What to do
Return all lines that include the string "years".

Input data
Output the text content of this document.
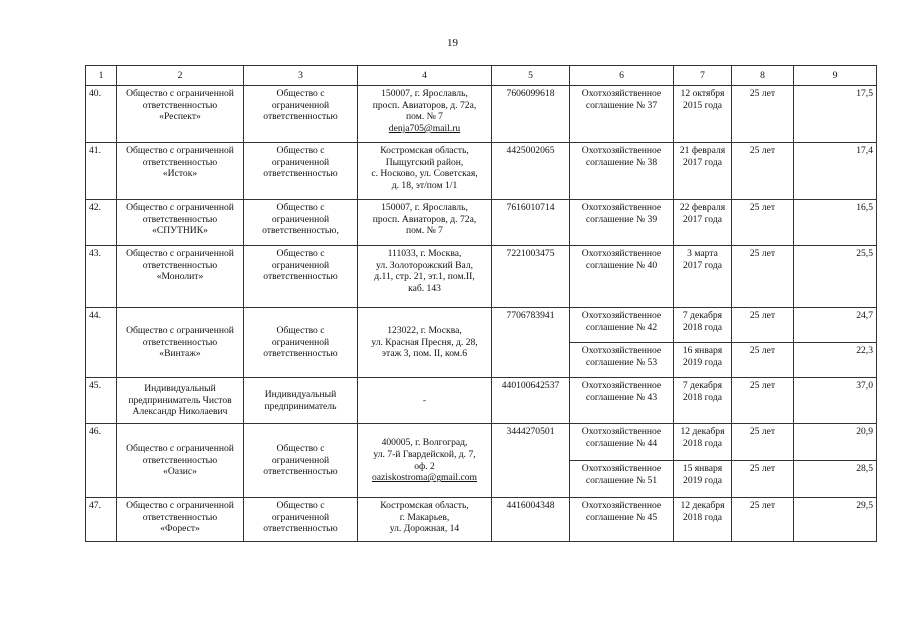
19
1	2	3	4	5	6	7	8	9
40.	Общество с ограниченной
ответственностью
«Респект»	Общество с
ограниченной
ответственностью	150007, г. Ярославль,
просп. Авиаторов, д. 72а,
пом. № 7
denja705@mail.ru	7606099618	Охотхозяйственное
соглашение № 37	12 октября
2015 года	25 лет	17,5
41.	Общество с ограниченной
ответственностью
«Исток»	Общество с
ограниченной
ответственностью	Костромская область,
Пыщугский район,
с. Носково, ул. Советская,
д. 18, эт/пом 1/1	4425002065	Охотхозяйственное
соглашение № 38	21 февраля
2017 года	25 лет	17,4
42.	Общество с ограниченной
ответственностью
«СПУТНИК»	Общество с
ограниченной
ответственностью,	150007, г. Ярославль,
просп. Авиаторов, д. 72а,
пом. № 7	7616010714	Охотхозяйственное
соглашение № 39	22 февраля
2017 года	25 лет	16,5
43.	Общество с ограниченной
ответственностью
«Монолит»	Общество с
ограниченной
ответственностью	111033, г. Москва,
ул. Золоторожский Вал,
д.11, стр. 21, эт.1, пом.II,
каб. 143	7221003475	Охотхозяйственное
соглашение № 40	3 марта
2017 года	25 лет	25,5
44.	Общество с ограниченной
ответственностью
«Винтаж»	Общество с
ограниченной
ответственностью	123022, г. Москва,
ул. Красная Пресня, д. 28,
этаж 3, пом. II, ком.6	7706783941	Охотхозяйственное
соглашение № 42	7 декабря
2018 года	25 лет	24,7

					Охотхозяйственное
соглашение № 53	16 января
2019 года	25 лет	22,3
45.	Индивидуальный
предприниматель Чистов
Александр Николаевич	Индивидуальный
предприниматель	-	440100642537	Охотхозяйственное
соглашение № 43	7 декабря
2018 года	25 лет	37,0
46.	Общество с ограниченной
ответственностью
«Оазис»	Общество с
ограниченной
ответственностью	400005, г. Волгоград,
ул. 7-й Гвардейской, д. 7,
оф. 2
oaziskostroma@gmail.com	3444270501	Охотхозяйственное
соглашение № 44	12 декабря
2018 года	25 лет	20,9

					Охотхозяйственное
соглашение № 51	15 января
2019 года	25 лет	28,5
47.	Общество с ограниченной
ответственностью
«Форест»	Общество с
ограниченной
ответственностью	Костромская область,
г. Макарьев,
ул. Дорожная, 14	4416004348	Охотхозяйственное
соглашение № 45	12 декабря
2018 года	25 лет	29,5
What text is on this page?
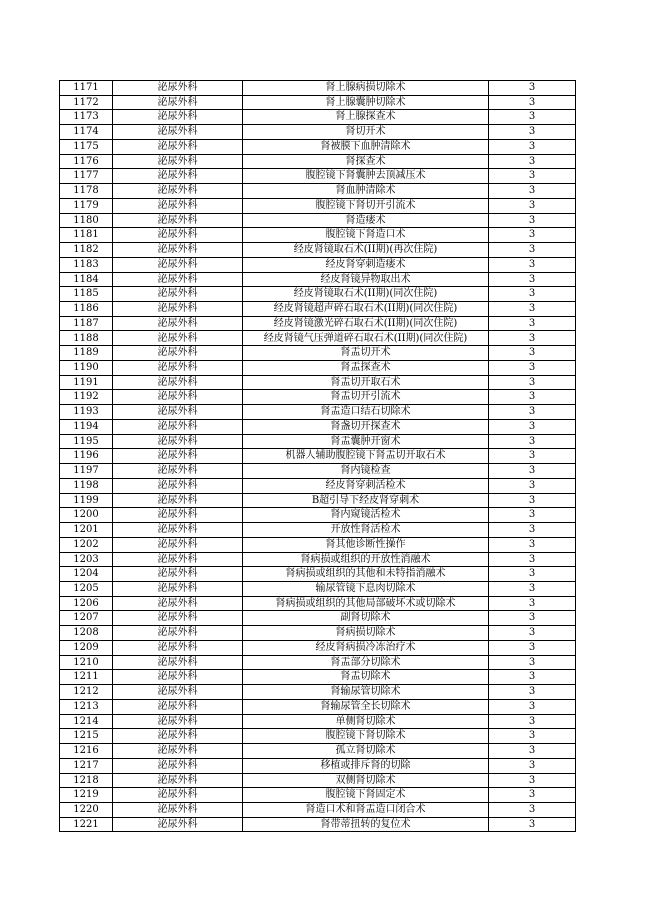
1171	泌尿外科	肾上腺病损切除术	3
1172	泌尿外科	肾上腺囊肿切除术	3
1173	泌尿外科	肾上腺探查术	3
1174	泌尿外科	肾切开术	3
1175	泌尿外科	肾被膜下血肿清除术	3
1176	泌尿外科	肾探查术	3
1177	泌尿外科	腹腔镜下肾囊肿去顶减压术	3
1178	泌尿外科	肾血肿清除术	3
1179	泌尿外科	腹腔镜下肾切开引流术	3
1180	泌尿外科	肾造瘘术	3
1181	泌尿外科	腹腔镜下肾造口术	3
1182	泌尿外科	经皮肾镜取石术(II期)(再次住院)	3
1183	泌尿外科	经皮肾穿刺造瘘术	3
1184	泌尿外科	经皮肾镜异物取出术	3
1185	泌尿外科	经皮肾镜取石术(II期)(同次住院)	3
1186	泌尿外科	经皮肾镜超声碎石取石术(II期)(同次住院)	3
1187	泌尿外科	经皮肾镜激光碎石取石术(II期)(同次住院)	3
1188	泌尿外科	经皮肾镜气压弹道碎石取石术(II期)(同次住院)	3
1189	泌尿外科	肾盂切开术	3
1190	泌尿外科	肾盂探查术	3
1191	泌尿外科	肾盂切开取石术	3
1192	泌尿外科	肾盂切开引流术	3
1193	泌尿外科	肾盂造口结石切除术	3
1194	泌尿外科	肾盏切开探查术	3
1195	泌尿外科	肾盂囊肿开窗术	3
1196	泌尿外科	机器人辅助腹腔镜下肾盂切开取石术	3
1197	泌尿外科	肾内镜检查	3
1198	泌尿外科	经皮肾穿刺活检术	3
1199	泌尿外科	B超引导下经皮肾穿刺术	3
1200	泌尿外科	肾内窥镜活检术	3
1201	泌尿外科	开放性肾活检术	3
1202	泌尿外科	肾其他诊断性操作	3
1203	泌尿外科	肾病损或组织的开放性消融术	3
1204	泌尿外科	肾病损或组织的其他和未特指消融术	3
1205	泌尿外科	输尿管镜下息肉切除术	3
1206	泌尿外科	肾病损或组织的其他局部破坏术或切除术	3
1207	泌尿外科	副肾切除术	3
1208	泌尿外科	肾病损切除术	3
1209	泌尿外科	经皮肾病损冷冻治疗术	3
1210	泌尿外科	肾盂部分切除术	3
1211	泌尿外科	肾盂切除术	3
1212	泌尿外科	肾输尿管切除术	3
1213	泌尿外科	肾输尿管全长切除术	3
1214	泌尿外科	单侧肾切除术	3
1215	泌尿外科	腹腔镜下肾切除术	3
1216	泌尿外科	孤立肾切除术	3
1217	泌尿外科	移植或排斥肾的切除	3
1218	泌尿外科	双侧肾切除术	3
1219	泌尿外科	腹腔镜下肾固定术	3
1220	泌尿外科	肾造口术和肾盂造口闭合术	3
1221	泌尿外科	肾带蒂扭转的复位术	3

* * *

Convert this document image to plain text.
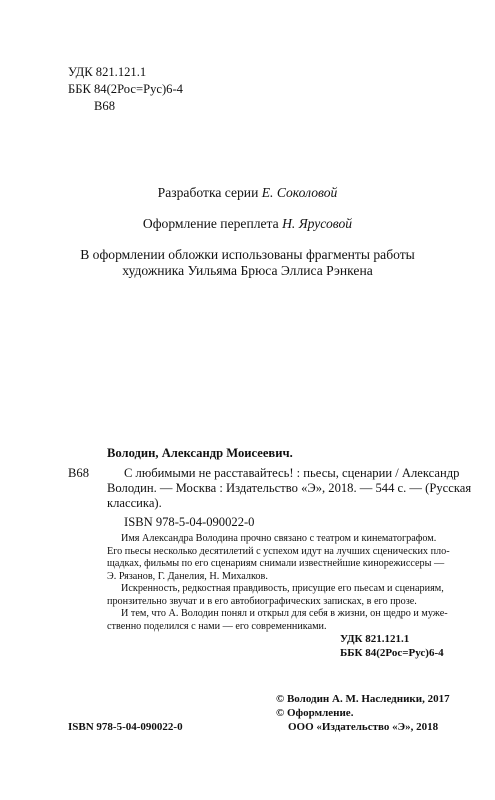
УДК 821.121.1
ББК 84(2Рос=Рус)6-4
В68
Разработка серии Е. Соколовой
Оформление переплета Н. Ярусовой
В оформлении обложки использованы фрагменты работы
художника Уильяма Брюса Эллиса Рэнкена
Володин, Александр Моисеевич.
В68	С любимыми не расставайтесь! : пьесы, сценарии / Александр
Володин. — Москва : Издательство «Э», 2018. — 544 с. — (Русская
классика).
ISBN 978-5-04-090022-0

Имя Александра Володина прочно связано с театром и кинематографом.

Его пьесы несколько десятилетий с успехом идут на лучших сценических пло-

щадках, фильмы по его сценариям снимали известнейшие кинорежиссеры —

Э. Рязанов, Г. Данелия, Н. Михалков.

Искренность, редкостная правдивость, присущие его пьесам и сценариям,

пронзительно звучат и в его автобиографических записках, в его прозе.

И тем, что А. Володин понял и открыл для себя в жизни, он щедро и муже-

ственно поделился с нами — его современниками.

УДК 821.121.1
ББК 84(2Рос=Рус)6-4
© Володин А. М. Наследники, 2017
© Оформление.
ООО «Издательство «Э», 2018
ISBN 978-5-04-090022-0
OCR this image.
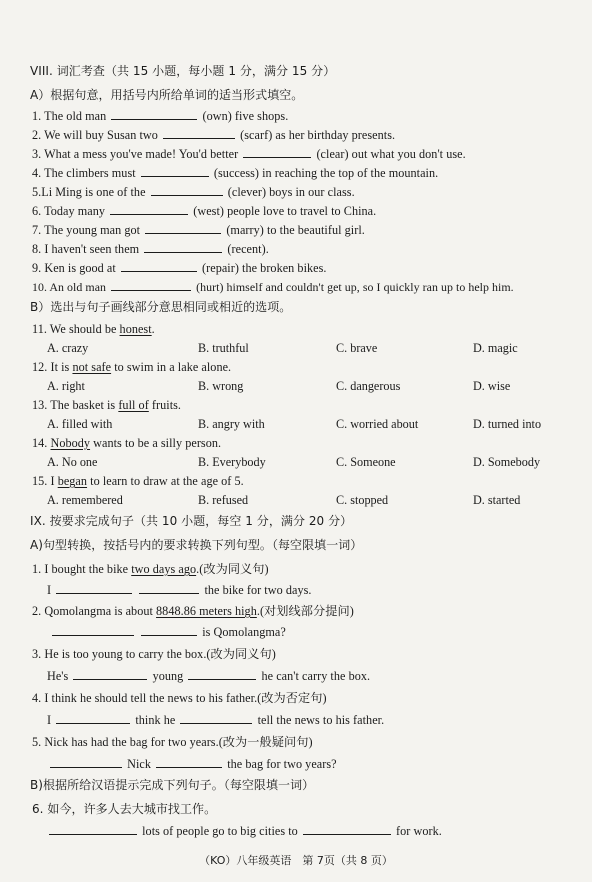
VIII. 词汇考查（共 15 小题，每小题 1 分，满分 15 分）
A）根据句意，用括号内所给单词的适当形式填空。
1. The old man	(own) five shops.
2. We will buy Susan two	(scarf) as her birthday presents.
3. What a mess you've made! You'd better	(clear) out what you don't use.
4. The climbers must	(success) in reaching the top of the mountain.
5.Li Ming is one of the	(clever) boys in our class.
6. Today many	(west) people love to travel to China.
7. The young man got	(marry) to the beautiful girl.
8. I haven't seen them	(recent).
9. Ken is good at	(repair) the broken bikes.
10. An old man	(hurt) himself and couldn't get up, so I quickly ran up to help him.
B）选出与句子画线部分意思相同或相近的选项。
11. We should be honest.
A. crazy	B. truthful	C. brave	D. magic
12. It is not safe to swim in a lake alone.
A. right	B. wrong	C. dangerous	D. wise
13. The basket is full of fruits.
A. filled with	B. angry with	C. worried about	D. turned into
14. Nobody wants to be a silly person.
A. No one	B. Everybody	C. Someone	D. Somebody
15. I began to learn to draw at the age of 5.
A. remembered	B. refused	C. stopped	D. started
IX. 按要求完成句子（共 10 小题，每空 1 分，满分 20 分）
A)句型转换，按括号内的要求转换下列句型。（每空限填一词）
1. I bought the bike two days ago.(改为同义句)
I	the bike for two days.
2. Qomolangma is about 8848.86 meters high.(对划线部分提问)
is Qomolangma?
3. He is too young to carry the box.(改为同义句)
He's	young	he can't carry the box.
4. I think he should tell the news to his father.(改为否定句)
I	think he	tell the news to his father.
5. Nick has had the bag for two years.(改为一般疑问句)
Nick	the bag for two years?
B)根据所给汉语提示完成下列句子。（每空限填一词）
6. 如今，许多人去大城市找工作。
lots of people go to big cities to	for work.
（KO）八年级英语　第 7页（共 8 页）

Solution for this task
5. Nick has had the bag for two years.(改为一般疑问句)
Nick	the bag for two years?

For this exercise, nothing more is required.